__Brano di testo__.
════════════════════

La tesi, però, è quella di Alain Michel, rabbino e storico ebreo di origine francese ora residente in Israele. Secondo Michel, Zemmour avrebbe dovuto dire che "tra il 90 e il 92 per cento" degli ebrei francesi era sopravvissuto. Inoltre, Michel afferma che:

"contrariamente a quanto asserisce Serge Klarsfeld [presidente dell'Organizzazione dei Figli e delle Figlie degli Ebrei deportati dalla Francia] (...) queste cifre non possono essere attribuite esclusivamente all'azione dei 'Giusti tra le nazioni'. Era la politica applicata dal governo di Vichy, che rallentò l'applicazione della 'Soluzione Finale" in Francia".

Michel e Zemmour concordano sul fatto che è estremamente difficile per gli storici in Francia mettere in discussione l'opinione popolare secondo cui il regime di Vichy non poteva essere altro che un clone del regime nazista.

Nessuno riesce a capire perché Zemmour stia tirando fuori Vichy e la Seconda guerra mondiale, ma la ferocia delle accuse contro di lui non gli impedisce di continuare ad essere molto popolare in seno alla comunità ebraica.

Zemmour non rinnega le sue origini ebraiche e frequenta regolarmente la sinagoga. Puntualizza di non essere un sionista, ma precisa anche che non è antisionista. Ciò che conta per lui è innanzitutto l'appartenenza alla cultura e alla civiltà francesi. Sembra un ebreo di tipo "napoleonico" che ritiene che la sua identità religiosa debba essere confinata nella sfera privata, in casa o in una sinagoga.

Durante la Rivoluzione francese del 1789 e poi sotto Napoleone, gli ebrei "si emanciparono". A loro furono concessi tutti i diritti personali accordati agli altri cittadini francesi, in cambio della loro rinuncia alle regole comunitarie, come il matrimonio obbligatorio tra ebrei e il primato delle leggi religiose sulle leggi della Repubblica. Zemmour è sconcertato dal fatto che queste regole, che sono riuscite ad assimilare gli ebrei nella società francese, siano state abbandonate per assimilare i musulmani.

════════════════════

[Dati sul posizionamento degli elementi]
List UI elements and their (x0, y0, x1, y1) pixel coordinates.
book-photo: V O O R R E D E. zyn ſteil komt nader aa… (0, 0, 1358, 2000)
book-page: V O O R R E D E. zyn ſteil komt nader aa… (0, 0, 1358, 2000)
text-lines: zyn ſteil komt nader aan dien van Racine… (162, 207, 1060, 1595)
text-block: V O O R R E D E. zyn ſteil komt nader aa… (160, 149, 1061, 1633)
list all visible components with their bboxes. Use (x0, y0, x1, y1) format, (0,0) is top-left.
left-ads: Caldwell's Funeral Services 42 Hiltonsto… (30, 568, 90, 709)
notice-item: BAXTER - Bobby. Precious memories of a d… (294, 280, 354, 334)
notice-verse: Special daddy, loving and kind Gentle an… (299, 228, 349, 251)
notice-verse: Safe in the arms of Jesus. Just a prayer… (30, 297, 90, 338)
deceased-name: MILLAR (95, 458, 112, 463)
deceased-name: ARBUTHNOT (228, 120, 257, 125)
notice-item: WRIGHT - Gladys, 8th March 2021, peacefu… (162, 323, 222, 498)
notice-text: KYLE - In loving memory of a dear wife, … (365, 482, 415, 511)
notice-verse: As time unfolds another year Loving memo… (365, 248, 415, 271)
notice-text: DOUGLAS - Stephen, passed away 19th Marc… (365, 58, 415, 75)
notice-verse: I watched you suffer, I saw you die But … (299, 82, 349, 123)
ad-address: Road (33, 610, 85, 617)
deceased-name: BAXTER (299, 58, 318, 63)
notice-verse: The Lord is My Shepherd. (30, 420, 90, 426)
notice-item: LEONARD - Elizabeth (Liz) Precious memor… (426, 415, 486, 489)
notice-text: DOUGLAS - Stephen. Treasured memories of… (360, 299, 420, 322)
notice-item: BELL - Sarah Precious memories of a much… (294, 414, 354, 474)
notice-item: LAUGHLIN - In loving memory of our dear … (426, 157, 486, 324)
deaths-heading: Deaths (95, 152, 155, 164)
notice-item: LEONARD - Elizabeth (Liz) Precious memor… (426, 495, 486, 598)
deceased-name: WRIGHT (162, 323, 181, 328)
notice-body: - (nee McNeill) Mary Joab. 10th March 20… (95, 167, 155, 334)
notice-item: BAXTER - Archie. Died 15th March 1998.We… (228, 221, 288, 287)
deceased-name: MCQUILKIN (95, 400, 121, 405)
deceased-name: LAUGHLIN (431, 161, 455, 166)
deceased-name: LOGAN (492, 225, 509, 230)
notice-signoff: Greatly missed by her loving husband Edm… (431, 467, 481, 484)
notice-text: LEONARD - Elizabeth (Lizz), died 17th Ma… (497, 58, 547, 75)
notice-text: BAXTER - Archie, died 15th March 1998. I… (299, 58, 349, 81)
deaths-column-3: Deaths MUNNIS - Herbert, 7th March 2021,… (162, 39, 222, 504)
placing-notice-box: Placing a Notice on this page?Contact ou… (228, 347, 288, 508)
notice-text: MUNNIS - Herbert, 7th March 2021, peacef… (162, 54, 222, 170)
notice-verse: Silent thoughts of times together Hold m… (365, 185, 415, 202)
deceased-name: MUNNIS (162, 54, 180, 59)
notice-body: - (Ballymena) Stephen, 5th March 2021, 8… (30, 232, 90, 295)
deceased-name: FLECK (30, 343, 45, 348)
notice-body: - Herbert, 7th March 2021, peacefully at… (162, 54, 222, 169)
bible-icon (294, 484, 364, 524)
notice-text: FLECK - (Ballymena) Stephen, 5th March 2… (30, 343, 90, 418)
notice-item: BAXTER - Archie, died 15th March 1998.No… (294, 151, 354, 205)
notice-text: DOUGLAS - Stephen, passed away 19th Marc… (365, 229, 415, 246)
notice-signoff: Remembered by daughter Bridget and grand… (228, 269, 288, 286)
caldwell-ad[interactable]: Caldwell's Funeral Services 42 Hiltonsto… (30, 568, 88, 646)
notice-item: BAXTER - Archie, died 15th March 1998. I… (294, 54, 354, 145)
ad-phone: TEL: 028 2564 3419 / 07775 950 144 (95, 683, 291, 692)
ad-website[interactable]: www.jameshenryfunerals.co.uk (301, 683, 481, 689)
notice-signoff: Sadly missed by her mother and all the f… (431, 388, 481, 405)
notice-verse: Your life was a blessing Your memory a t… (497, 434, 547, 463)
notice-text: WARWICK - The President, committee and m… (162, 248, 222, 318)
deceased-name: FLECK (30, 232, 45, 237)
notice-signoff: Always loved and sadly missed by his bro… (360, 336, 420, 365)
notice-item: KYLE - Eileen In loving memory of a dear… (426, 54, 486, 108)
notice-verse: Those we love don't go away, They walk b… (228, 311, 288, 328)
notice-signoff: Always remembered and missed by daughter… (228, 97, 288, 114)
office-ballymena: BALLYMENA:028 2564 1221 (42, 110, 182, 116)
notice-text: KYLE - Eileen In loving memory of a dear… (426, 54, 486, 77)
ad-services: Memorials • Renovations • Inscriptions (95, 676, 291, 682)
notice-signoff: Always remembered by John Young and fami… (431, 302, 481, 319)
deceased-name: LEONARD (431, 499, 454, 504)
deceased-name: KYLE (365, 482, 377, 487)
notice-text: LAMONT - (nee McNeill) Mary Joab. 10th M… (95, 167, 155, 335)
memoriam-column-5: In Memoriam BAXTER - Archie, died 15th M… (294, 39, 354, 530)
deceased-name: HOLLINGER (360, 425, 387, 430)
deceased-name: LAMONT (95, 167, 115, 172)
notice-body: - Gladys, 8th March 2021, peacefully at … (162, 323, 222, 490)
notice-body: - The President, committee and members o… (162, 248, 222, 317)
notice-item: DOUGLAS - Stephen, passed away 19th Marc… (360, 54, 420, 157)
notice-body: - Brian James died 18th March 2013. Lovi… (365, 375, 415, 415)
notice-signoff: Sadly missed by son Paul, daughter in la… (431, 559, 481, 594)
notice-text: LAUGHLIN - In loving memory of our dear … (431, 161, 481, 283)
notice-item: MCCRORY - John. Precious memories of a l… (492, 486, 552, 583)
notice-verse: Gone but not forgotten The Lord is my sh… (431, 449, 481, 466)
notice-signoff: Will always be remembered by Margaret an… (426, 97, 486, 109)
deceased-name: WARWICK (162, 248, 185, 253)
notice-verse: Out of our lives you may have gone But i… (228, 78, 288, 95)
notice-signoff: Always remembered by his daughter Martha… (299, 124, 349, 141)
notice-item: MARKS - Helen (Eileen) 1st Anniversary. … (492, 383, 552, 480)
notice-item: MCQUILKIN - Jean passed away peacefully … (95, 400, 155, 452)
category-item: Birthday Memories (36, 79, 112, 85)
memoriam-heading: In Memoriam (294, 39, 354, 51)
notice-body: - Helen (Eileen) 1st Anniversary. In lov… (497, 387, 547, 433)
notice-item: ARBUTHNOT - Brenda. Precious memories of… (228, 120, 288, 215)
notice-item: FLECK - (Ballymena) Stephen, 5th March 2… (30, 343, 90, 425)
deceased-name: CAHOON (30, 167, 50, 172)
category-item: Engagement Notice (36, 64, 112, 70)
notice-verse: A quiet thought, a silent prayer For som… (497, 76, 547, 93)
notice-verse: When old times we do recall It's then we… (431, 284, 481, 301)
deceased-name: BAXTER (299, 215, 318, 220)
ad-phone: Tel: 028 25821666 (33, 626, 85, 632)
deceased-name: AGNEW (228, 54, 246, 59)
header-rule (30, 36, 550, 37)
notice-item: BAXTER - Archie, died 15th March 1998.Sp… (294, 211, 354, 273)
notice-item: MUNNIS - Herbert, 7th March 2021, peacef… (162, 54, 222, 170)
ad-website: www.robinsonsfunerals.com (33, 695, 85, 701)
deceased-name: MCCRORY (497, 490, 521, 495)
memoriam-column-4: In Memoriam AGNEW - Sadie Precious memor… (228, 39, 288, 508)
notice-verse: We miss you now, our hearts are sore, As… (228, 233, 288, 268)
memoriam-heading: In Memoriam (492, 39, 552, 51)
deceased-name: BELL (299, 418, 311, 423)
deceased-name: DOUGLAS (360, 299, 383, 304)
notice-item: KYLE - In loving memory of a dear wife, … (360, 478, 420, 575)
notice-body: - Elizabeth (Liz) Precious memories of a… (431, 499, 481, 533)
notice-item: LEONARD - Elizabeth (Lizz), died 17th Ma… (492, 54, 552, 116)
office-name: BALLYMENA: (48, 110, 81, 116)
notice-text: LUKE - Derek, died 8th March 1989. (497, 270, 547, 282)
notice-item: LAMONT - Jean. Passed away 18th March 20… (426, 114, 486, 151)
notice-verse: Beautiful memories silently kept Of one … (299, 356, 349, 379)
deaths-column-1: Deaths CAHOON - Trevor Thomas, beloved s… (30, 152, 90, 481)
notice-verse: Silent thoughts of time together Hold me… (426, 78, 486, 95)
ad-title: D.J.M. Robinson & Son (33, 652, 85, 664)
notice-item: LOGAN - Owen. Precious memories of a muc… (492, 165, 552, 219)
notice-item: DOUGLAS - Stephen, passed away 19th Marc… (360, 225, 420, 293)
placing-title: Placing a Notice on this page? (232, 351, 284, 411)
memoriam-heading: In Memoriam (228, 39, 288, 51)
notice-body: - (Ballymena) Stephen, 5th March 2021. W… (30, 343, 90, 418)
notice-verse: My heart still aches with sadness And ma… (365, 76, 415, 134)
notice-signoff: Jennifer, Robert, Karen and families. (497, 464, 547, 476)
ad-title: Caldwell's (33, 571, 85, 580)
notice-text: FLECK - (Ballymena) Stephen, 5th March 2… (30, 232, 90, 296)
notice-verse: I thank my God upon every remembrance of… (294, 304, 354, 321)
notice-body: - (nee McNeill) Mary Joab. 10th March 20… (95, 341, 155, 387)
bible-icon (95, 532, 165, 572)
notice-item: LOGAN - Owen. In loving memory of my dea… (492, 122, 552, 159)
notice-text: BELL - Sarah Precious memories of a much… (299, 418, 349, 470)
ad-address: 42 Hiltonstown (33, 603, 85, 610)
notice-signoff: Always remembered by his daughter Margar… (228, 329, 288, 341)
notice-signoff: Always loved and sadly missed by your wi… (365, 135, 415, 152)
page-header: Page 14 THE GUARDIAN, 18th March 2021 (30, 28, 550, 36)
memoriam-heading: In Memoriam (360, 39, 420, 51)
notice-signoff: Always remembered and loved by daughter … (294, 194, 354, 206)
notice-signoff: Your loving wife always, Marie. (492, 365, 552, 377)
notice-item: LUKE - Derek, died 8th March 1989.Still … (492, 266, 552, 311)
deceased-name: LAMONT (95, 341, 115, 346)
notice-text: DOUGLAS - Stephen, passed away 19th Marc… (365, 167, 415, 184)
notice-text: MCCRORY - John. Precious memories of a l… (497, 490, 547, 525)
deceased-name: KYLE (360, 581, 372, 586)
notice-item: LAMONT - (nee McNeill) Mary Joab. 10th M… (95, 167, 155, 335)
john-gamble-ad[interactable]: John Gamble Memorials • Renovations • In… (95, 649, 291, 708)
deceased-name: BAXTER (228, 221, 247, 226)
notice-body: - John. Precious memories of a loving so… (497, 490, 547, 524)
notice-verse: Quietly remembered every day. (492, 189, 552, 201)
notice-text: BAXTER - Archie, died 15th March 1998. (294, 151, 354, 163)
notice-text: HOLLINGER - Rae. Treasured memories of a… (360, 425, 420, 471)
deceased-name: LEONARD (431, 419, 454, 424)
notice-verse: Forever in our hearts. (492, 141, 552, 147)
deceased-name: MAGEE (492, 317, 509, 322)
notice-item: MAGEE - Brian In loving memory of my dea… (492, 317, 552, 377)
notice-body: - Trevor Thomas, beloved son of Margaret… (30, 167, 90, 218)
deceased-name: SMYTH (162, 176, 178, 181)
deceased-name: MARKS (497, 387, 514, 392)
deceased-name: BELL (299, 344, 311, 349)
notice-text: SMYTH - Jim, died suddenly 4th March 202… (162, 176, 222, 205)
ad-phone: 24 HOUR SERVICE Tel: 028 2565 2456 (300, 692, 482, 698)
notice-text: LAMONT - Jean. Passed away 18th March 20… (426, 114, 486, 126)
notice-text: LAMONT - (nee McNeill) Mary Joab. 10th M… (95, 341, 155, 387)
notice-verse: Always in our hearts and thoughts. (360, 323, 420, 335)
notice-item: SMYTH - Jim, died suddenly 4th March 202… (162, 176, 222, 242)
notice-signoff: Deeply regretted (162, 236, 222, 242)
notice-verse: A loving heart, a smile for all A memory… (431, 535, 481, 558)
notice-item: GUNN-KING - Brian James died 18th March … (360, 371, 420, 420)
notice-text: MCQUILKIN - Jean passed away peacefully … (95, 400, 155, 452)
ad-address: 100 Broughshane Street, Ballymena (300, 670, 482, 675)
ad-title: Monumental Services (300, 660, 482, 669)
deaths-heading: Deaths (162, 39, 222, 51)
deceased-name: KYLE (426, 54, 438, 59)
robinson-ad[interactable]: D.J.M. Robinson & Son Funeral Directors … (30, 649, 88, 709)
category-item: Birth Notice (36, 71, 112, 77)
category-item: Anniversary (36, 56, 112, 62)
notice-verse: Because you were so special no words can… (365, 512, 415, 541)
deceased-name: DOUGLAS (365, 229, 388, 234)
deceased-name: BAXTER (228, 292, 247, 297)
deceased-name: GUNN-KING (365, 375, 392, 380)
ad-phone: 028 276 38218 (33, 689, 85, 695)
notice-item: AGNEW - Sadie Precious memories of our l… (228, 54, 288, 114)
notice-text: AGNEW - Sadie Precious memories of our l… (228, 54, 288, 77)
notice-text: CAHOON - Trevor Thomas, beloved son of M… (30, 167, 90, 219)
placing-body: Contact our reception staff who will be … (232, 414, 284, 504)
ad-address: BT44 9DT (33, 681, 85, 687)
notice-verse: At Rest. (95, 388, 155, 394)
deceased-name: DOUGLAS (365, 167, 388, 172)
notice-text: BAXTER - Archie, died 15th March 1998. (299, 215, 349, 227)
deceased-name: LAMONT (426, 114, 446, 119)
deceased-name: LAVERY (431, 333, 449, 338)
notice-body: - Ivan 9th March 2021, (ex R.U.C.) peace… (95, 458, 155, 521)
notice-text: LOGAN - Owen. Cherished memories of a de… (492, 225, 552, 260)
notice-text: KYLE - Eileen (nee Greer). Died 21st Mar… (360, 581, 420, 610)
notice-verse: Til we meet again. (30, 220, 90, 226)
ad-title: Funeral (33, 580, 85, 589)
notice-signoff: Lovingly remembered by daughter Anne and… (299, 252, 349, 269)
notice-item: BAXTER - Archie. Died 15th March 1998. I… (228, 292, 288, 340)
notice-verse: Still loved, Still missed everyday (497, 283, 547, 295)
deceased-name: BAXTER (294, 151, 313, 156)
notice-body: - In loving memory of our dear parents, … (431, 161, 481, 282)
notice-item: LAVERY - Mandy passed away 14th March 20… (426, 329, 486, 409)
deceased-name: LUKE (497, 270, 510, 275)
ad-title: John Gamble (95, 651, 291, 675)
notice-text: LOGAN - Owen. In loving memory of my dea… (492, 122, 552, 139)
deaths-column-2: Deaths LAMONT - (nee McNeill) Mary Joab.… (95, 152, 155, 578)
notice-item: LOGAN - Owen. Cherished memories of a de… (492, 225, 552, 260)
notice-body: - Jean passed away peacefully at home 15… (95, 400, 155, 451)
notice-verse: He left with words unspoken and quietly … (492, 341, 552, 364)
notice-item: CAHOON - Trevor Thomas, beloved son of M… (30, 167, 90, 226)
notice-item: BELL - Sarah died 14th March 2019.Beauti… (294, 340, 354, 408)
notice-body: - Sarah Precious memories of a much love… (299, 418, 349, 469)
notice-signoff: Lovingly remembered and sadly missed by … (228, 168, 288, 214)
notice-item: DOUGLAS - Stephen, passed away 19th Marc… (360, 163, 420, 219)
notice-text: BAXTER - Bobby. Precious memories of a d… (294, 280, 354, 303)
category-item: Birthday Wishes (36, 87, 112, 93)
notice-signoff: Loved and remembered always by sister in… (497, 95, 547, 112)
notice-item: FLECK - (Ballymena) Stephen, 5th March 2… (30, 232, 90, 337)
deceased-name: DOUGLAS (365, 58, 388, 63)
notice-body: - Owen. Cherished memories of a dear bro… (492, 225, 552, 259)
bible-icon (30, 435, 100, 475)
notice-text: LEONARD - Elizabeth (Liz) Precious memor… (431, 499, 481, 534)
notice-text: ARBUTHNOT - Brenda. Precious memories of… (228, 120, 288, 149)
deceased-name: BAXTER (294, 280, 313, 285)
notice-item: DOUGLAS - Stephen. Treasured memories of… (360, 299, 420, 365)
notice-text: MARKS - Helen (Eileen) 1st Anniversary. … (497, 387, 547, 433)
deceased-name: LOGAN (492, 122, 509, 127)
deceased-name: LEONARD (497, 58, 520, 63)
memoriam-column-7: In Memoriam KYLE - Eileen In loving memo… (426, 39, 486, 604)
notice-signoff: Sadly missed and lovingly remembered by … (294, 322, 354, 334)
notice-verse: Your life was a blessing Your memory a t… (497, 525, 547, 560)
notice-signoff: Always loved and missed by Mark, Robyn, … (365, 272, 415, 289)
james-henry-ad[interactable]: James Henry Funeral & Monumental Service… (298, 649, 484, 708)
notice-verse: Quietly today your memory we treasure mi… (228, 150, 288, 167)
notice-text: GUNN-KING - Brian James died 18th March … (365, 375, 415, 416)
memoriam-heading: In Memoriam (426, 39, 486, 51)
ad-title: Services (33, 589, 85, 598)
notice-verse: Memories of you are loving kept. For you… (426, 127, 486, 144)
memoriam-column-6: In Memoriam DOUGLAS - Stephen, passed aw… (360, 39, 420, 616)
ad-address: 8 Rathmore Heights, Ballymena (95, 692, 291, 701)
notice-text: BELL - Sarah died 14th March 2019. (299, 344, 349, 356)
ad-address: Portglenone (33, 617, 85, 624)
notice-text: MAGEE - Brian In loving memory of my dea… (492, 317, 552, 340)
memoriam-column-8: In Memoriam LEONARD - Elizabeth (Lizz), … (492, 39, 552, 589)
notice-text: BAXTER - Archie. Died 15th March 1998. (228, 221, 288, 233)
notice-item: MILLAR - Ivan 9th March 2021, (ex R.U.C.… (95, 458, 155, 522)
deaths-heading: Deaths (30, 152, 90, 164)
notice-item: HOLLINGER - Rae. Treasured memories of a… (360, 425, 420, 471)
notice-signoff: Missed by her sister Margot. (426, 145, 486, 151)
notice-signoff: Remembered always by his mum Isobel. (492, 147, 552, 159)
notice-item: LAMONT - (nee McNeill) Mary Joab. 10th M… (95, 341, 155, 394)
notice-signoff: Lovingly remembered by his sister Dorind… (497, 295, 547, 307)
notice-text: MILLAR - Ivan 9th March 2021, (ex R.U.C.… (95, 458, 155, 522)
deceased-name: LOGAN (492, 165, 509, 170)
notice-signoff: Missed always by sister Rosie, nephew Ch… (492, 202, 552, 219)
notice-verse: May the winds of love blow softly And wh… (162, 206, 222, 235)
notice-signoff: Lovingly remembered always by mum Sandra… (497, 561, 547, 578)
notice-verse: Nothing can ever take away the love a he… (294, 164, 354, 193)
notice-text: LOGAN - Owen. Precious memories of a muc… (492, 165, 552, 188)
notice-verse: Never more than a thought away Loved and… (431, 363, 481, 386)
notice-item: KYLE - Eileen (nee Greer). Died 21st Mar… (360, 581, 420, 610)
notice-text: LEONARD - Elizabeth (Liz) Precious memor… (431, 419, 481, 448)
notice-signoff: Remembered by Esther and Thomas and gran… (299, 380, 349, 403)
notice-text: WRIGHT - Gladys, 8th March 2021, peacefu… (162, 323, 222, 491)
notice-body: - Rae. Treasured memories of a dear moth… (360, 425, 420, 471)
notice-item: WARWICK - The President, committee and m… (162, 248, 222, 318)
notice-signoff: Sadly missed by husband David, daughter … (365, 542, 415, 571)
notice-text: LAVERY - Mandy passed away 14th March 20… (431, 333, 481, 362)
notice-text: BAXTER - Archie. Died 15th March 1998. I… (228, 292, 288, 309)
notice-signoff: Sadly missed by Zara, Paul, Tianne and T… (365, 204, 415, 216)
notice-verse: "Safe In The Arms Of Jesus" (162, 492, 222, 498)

════════════════════

__Elenco dei compiti__.
**a)** Rispondi a queste domande sul brano su Zemmour, una per riga:
(i) Secondo Michel, quale percentuale degli ebrei francesi avrebbe dovuto indicare Zemmour come sopravvissuta?
(ii) Dove ritiene Zemmour che debba essere confinata la sua identità religiosa?
(iii) In cambio di che cosa furono concessi agli ebrei i diritti personali degli altri cittadini francesi?
**b)** Prosegui il brano su Zemmour a partire dall'ultima frase riportata.
Il materiale non serve per svolgere i compiti.

__Risposte scritte__.
**a)**
(i) Tra il 90 e il 92 per cento.
(ii) Nella sfera privata, in casa o in una sinagoga.
(iii) In cambio della rinuncia alle regole comunitarie, come il matrimonio obbligatorio tra ebrei e il primato delle leggi religiose sulle leggi della Repubblica.

**b)**
Se la Francia vuole continuare ad essere la Francia, Zemmour afferma che essa deve tornare a una politica di assimilazione. Il giornalista vorrebbe che i musulmani fossero "assimilati" e soprattutto che fossero cittadini francesi di lunga data. "Dobbiamo incoraggiarli (tutti questi migranti musulmani che vengono in Francia) a diventare uguali," egli ha dichiarato, "ad appropriarsi della storia, dei costumi, del modo di vivere, dei gusti, della letteratura, ad assaporare le parole, la lingua, i paesaggi."

Zemmour attribuisce così tanta importanza al suo desiderio di salvare la Francia e di essere un cittadino francese che a volte rasenta l'indelicatezza. Nel suo ultimo libro, ha ferito indebitamente persone che erano state duramente colpite dal terrorismo islamista. Ha scritto che i familiari dei bambini uccisi nel 2012 in una scuola ebraica vicino a Tolosa si sono comportati come stranieri per aver seppellito i propri figli in Israele invece che in Francia: "gli antropologi ci hanno insegnato che veniamo dal Paese in cui siamo sepolti", ha rilevato Zemmour, applicando apparentemente gli stessi standard filo-francesi per gli ebrei e per i musulmani. Ma le famiglie ebree francesi che non vogliono rischiare che le tombe dei loro figli e delle loro figlie vengano profanate dagli antisemiti, potrebbero essersi sentite offese.

Zemmour, neo-candidato alle presidenziali francesi del 2022, potrà sopravvivere politicamente nei prossimi sei mesi solo se sarà considerato un candidato valido dai media, e ciò accadrà solo se riuscirà a creare "attenzione".

Ma l'attenzione può diventare spiacevole, per non dire crudele. Il filosofo Alain Finkielkraut, che ammette alcune divergenze con Zemmour, si rammarica degli "anatemi" lanciati contro di lui, e ha detto di Zemmour: "È oggetto di una vendetta ossessiva. È controproducente". Finkielkraut ha aggiunto:

"[Zemmour] ha il merito di mettere la questione della Francia al centro del dibattito, (...) Si fa carico dell'angoscia esistenziale di un numero crescente di francesi che si chiedono se la Francia resterà la Francia, se il loro diritto alla continuità storica sarà finalmente rispettato o se continuerà ad essere disprezzato".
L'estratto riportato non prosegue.